Information supplied:

# # # # #

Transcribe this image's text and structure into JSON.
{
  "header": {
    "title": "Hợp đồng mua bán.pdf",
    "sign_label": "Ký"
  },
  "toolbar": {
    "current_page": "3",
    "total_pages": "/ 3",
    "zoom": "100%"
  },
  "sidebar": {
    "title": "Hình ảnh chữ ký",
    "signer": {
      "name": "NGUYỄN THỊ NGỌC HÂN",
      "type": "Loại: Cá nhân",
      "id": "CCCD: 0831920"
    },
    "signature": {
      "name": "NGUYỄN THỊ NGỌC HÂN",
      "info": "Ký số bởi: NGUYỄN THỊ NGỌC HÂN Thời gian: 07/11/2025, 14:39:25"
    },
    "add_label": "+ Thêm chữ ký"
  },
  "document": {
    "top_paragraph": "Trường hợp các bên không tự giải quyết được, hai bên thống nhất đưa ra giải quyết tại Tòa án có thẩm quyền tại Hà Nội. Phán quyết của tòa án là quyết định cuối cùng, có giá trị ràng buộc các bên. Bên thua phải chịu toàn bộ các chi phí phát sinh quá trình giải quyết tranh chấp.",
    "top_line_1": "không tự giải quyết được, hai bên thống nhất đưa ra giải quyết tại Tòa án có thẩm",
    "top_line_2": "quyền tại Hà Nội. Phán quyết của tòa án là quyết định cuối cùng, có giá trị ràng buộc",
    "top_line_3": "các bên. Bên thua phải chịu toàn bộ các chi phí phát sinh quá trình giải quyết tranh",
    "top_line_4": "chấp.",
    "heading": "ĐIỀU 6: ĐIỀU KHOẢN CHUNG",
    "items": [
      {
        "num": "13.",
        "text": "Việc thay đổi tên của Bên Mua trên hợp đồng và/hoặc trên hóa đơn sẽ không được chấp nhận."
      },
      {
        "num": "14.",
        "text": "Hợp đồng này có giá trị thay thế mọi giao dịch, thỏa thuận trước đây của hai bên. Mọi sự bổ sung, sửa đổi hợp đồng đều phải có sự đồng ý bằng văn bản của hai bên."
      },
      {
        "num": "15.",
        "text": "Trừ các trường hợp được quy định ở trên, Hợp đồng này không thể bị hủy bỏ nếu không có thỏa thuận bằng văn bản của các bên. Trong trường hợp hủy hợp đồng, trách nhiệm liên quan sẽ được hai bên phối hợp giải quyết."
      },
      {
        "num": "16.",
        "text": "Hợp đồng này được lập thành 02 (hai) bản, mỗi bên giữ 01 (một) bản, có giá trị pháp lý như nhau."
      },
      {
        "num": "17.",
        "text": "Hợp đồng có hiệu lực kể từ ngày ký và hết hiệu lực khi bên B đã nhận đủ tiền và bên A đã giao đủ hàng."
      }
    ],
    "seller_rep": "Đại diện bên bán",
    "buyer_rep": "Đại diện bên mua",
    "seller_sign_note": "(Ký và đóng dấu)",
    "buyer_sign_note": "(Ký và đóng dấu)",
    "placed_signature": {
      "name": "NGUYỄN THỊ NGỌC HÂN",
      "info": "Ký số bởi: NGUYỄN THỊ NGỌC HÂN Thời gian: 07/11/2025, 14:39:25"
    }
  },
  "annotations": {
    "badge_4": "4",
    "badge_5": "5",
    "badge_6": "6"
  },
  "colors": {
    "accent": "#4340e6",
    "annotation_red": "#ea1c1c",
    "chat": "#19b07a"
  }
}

# # # # #

Aim: Report how many lines in this data include the string "thẩm", and nothing else.

In response: 2